- What you will do:
Find the string "TESCO" in the entries and copy each line that has it.

- Available data:
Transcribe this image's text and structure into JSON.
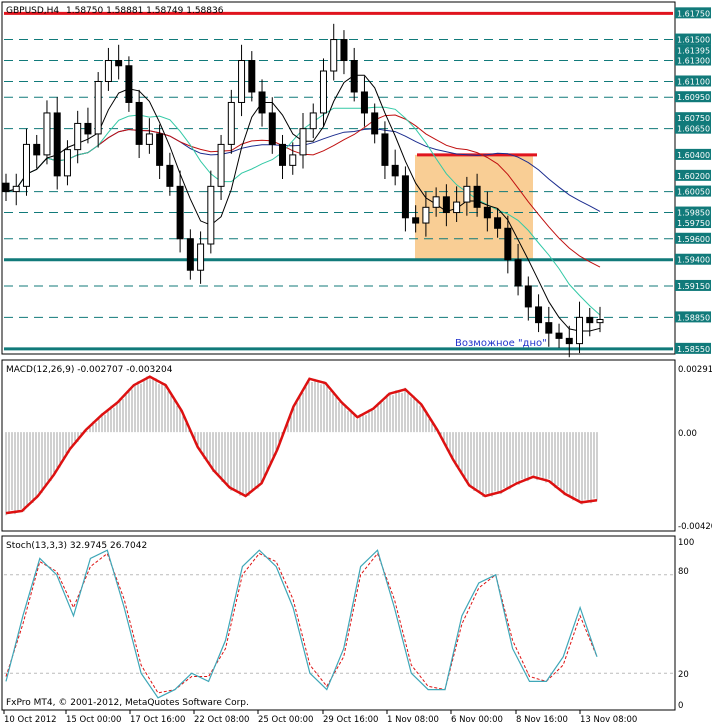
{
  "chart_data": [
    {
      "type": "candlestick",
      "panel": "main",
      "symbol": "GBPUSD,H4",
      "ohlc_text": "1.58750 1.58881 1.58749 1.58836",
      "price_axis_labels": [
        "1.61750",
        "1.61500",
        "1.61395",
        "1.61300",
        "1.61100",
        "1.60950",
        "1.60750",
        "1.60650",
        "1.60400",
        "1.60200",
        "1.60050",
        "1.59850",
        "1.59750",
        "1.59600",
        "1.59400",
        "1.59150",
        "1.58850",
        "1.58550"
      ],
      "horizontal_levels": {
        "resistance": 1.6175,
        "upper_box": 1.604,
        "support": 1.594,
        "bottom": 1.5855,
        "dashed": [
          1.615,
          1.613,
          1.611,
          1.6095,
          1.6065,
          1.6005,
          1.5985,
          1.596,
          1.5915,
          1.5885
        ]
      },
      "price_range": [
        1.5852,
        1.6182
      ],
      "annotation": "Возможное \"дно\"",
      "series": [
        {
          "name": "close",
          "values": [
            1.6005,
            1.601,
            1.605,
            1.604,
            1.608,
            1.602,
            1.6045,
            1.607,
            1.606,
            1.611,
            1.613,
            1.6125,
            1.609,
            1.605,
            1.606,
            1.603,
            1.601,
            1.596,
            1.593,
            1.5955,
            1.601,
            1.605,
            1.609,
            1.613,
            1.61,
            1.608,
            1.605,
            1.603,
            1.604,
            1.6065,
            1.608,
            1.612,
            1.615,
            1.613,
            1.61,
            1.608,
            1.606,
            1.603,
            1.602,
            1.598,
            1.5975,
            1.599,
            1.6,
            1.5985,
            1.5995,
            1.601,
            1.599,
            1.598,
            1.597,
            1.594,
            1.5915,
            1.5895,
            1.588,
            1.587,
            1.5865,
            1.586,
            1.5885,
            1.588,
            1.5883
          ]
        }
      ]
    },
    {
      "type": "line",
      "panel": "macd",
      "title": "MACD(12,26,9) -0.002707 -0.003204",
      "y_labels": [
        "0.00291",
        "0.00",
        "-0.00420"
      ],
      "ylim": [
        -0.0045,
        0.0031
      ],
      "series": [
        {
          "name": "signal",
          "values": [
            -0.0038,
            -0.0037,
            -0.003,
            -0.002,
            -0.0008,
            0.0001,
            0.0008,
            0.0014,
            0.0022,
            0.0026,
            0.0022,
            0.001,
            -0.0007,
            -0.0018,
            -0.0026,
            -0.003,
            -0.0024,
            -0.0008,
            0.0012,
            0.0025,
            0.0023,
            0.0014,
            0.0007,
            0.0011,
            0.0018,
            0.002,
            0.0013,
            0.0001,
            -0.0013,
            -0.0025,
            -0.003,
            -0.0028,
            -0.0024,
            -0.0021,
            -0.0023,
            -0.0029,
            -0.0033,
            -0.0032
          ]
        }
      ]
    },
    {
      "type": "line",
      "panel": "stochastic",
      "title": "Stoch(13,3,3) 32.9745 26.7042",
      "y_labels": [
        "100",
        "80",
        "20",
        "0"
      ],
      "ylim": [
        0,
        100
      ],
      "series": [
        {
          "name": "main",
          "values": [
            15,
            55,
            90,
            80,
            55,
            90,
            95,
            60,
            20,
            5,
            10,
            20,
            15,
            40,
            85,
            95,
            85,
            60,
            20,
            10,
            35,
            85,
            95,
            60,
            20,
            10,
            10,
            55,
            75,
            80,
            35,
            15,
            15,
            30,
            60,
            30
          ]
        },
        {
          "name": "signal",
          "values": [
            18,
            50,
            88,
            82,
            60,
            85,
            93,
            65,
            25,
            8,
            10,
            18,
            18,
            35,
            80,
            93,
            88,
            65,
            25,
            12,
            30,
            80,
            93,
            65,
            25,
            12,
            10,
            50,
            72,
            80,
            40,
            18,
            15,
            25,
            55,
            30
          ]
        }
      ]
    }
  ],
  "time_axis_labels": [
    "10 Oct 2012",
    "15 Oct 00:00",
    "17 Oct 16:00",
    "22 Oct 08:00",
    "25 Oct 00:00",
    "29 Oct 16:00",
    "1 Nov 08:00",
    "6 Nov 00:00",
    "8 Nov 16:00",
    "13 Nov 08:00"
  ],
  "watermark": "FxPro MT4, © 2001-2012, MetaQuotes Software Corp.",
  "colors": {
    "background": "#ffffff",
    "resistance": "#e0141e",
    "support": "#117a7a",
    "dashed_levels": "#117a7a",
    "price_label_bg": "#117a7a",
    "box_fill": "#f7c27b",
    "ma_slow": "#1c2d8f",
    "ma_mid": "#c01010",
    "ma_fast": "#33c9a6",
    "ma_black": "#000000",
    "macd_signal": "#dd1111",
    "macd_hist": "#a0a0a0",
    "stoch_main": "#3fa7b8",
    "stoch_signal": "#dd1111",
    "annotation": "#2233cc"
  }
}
...
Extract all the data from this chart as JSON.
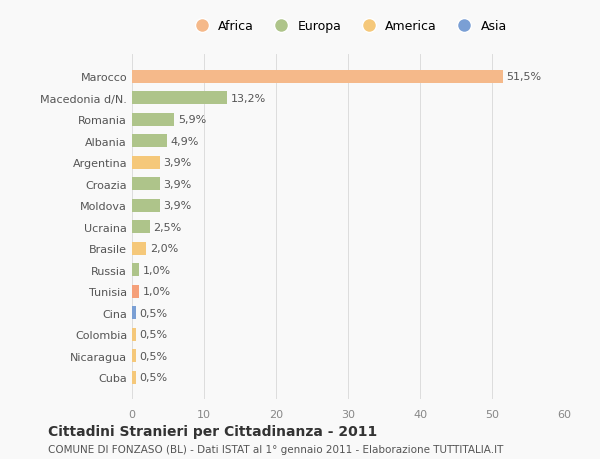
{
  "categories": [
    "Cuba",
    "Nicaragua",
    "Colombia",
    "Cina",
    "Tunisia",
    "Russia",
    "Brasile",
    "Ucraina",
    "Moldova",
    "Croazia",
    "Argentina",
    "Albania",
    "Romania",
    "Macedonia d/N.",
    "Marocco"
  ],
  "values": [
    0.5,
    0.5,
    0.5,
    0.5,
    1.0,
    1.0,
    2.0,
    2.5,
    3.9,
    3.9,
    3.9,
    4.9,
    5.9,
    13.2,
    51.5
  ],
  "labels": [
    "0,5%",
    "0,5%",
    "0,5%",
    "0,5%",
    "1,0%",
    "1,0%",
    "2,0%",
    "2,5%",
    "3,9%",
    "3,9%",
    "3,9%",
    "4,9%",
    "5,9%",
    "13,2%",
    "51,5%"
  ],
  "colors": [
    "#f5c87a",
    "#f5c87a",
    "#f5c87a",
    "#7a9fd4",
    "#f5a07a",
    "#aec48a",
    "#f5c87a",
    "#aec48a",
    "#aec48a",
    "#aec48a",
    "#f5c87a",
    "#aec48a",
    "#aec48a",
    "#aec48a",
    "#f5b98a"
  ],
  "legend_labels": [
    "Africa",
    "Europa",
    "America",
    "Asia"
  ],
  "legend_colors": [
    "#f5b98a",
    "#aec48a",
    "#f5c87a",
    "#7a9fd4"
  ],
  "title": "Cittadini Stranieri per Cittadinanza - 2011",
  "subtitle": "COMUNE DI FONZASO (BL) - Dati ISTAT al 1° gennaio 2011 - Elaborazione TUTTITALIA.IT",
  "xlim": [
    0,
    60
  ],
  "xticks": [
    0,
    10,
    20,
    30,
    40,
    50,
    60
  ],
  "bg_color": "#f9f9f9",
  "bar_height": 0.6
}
==
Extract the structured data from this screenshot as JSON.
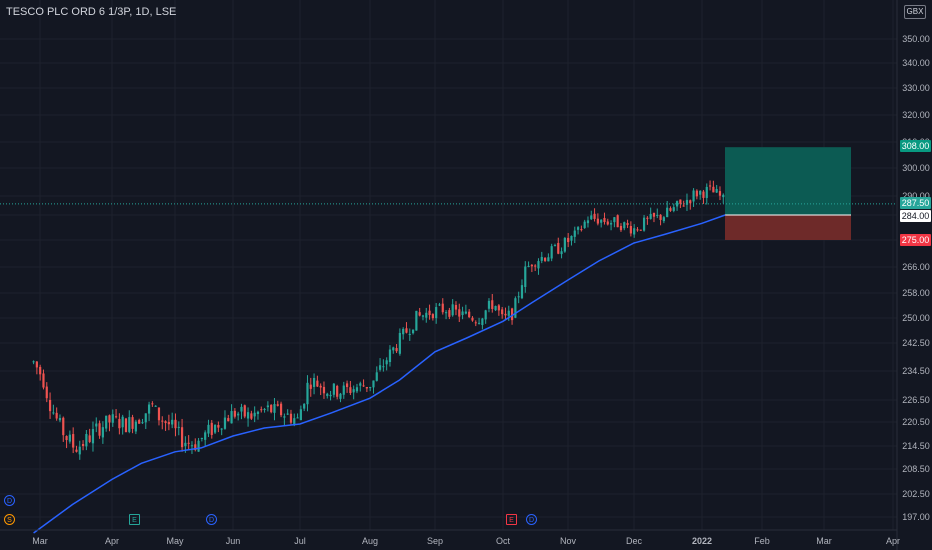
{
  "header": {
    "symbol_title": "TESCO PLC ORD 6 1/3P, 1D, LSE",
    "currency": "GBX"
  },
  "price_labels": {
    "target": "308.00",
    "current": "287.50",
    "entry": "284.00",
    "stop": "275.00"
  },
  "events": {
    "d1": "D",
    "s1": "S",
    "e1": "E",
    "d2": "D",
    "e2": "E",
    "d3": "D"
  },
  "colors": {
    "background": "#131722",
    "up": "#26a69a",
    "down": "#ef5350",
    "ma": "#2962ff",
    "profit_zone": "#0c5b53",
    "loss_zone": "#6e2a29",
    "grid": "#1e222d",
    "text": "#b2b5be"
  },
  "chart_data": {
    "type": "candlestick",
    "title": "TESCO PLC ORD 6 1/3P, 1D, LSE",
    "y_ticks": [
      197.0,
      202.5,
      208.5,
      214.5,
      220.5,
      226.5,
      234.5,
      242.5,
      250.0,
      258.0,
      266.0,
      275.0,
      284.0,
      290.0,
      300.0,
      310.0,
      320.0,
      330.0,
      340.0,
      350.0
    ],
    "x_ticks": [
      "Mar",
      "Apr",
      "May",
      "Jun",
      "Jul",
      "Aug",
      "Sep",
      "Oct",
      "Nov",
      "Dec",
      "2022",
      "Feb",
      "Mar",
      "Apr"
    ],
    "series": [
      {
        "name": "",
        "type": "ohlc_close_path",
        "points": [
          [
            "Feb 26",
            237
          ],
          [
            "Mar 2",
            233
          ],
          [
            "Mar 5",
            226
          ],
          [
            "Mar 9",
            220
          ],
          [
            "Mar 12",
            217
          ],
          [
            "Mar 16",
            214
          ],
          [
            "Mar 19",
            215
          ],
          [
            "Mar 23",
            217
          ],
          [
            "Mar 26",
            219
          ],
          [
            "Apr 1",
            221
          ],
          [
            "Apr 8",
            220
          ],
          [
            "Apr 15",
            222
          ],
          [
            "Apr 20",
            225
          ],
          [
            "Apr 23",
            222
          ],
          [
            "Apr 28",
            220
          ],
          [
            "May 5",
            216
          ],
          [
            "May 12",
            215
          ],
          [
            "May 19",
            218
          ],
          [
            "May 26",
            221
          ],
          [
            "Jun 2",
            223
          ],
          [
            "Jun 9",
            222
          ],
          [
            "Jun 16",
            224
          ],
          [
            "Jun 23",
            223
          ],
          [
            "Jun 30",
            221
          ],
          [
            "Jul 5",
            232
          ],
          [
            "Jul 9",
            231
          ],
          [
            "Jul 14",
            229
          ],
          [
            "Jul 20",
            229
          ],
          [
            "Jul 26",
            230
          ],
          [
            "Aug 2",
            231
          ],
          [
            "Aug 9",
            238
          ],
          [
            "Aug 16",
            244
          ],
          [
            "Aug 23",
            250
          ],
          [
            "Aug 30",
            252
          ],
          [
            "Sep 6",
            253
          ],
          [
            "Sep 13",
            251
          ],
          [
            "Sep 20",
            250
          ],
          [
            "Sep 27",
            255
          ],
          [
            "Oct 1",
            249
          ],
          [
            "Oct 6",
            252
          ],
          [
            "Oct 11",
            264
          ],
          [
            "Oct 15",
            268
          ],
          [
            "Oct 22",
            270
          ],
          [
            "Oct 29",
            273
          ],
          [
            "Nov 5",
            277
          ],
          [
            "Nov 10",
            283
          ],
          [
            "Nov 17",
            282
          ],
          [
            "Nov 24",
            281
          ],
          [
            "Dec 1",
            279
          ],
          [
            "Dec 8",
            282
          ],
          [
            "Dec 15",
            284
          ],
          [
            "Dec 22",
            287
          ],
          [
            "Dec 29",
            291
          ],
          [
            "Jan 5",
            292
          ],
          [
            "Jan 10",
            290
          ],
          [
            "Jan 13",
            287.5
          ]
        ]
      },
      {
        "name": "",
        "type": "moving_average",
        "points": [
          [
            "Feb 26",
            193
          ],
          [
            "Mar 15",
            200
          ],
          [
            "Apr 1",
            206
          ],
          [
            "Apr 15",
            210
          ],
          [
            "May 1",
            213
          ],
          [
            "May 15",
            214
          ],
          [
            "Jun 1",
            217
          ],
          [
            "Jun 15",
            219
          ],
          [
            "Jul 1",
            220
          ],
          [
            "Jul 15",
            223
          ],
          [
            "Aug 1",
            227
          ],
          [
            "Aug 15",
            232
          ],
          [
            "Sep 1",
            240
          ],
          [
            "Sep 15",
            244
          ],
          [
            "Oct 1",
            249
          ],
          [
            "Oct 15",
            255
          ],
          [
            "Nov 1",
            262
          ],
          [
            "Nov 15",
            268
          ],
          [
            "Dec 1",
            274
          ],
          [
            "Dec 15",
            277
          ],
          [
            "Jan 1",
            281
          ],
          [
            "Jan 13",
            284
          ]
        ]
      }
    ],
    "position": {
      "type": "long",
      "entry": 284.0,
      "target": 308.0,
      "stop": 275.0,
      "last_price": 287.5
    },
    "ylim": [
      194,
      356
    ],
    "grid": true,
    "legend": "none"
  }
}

- Response to the exercise:
    "symbol_title": "TESCO PLC ORD 6 1/3P, 1D, LSE",
    "title": "TESCO PLC ORD 6 1/3P, 1D, LSE",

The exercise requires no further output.